**Given exercise**.
Lay out the data starting at the line containing "Decompose this screenshot" and ending at the line containing "svg-text:$: $ (223, 45, 231, 60)" as a Markdown table with the columns Row and Text, one row per line and no blank lines.

**Data supplied**.
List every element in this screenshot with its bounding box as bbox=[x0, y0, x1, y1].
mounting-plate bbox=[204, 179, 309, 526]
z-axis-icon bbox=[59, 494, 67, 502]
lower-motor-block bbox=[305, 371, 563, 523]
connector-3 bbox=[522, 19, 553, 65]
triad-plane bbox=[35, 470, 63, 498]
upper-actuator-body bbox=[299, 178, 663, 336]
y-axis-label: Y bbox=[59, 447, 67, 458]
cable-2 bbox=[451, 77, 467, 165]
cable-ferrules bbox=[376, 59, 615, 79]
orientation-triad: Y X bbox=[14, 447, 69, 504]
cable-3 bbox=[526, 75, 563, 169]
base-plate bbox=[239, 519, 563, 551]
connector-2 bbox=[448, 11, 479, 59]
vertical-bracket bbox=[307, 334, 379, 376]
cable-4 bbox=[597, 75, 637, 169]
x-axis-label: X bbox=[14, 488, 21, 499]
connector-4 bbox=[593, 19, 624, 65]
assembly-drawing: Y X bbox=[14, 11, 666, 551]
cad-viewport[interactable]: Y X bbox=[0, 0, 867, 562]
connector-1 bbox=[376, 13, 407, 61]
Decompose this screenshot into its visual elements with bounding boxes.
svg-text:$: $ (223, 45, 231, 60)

* * *

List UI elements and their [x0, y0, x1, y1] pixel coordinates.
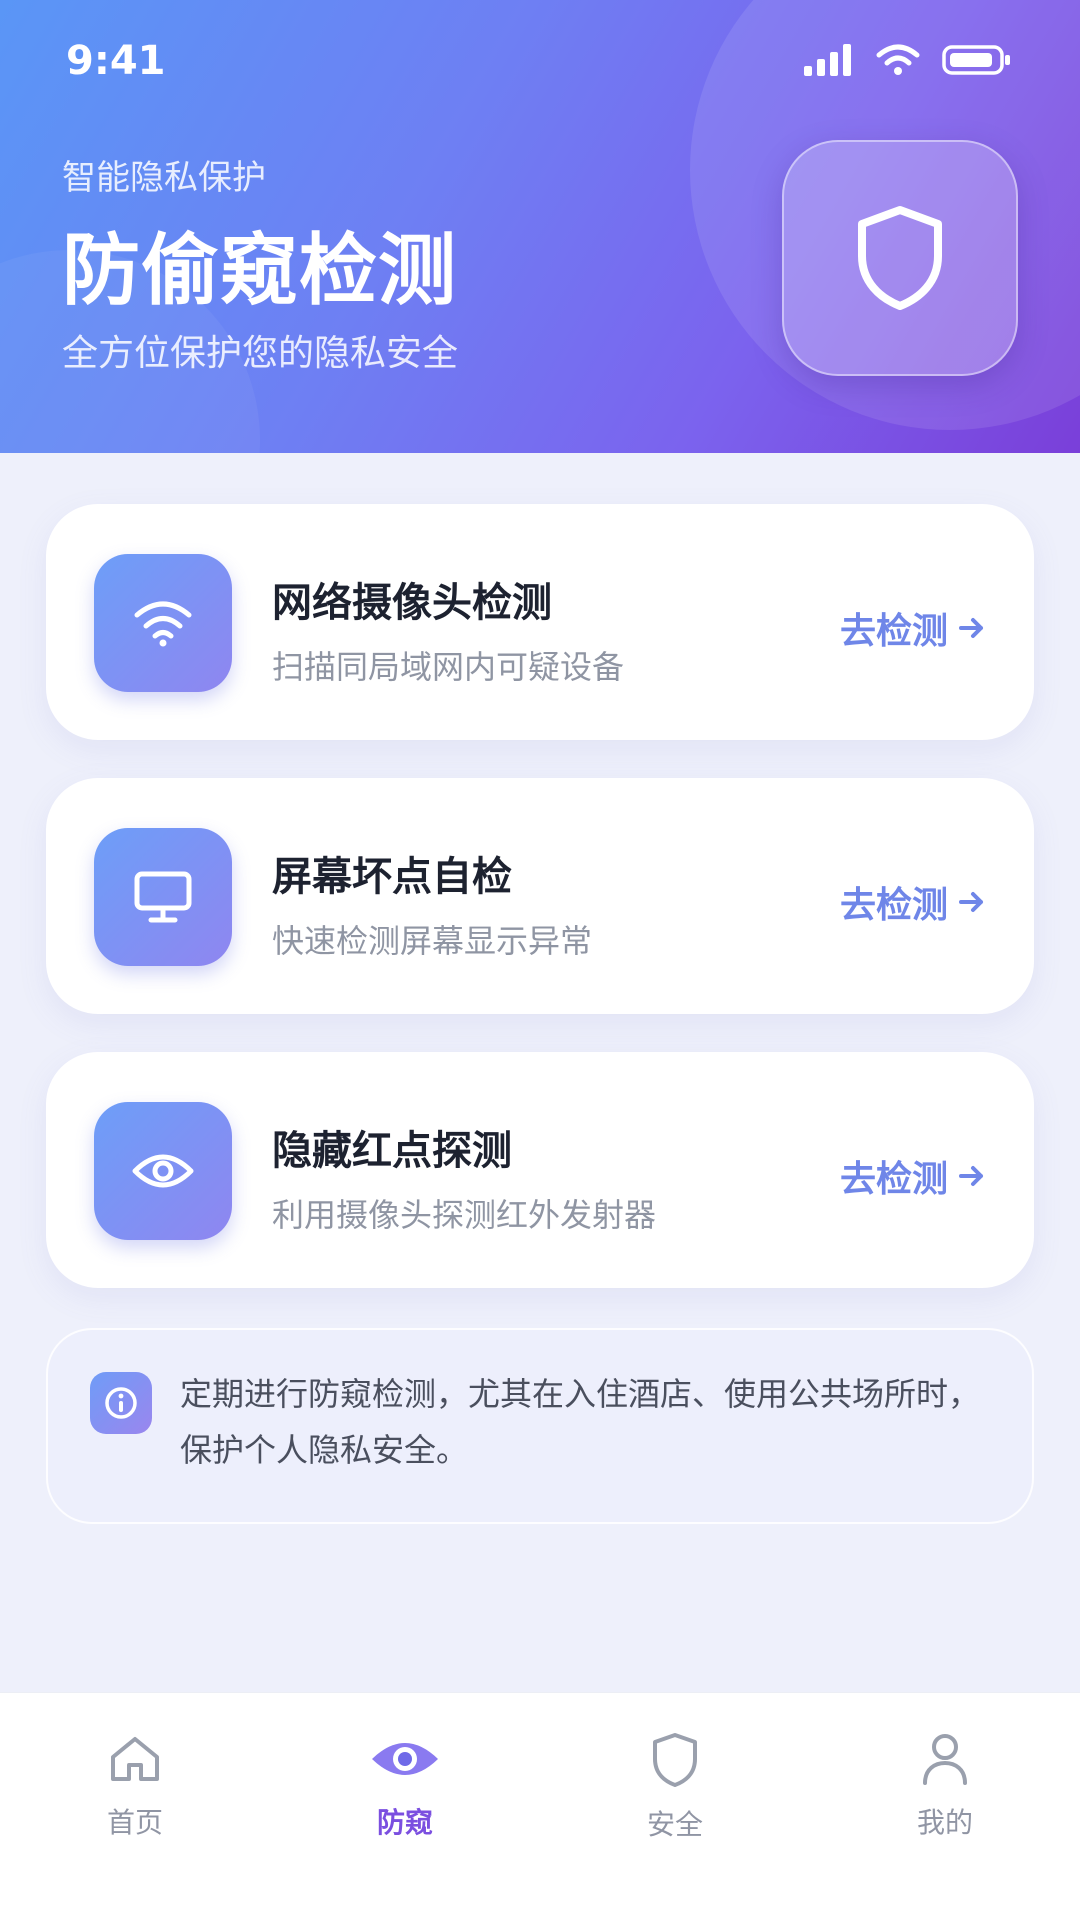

--

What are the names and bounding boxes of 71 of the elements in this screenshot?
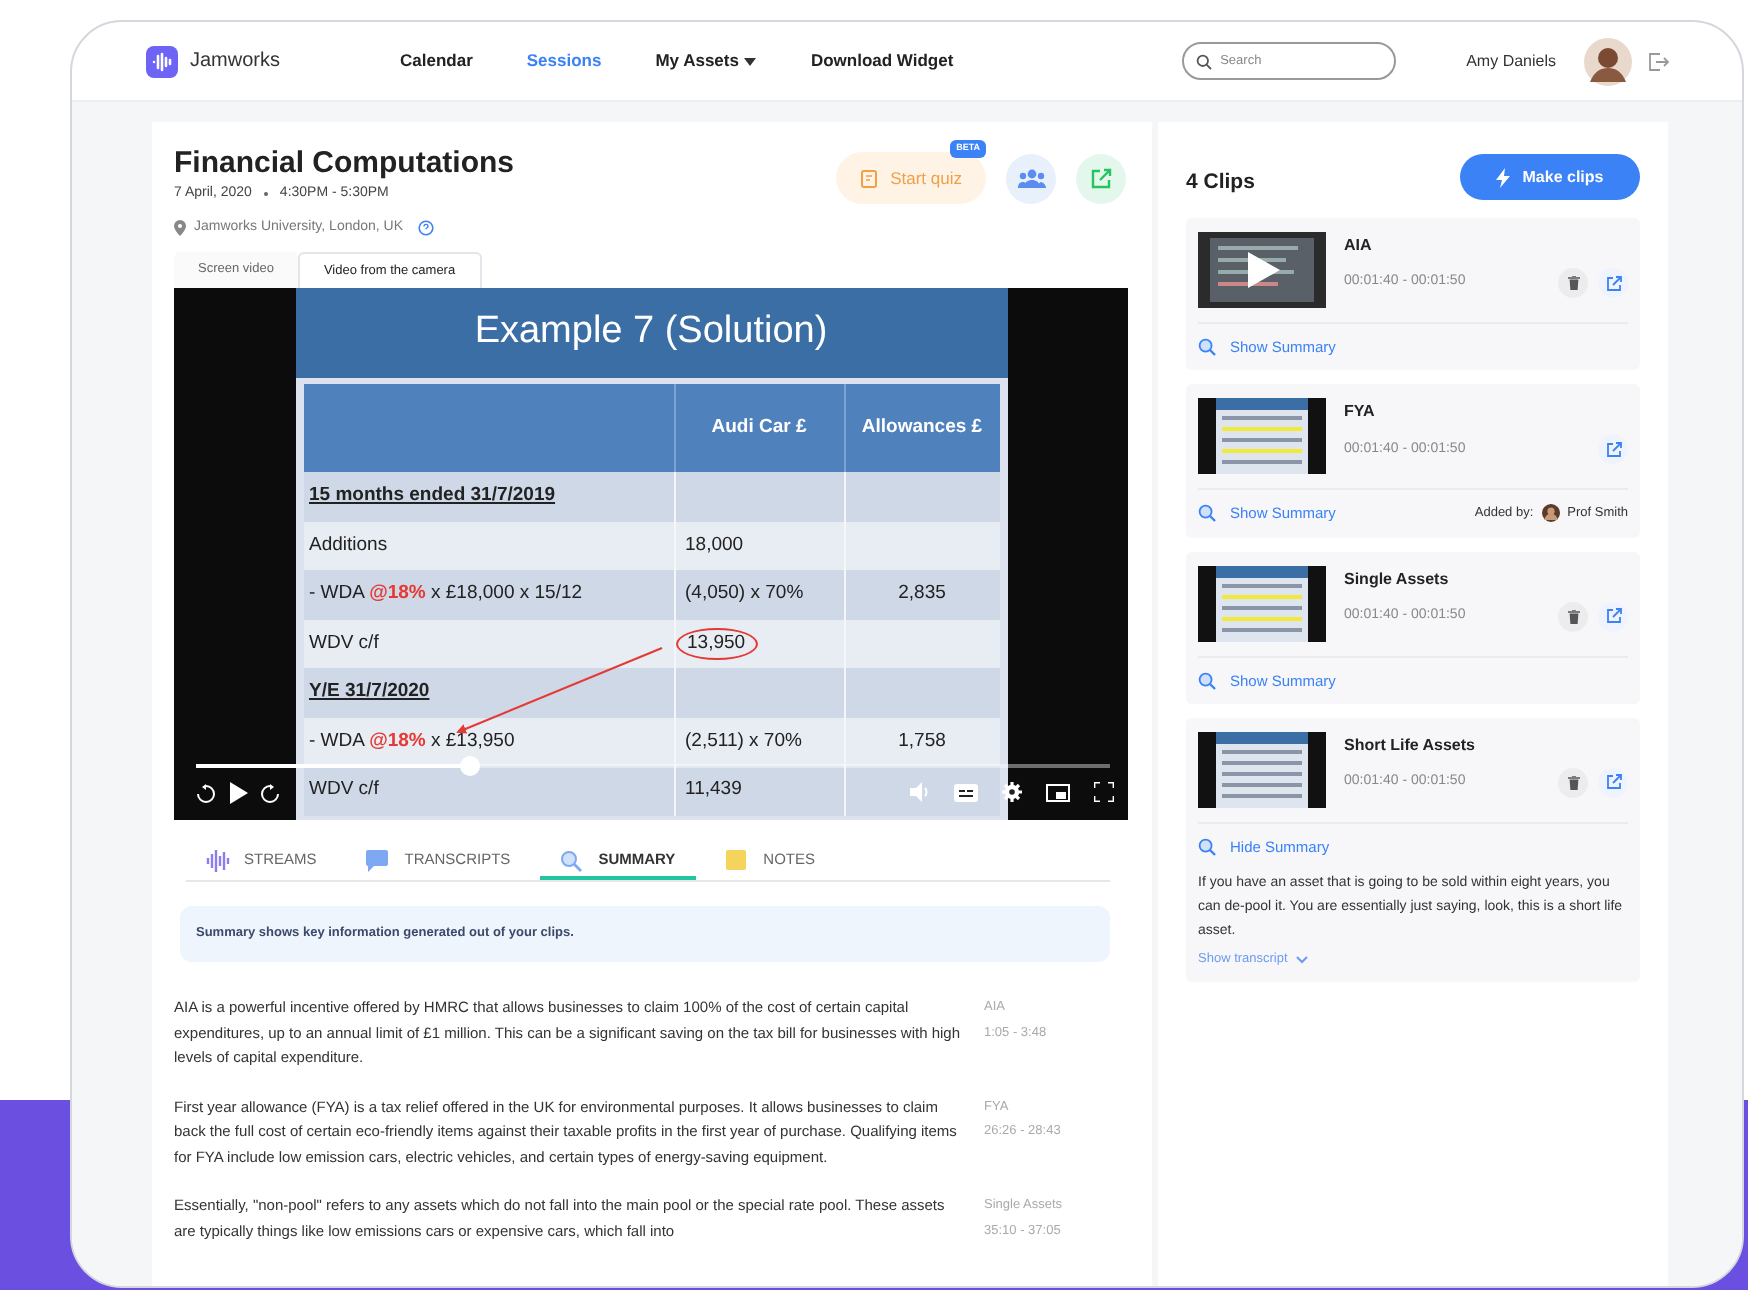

**Reply**.
| Row | Text |
|---|---|
| 1 | Decompose this screenshot into its visual elements with bounding boxes. |
| 2 | svg-text:$: $ (223, 45, 231, 60) |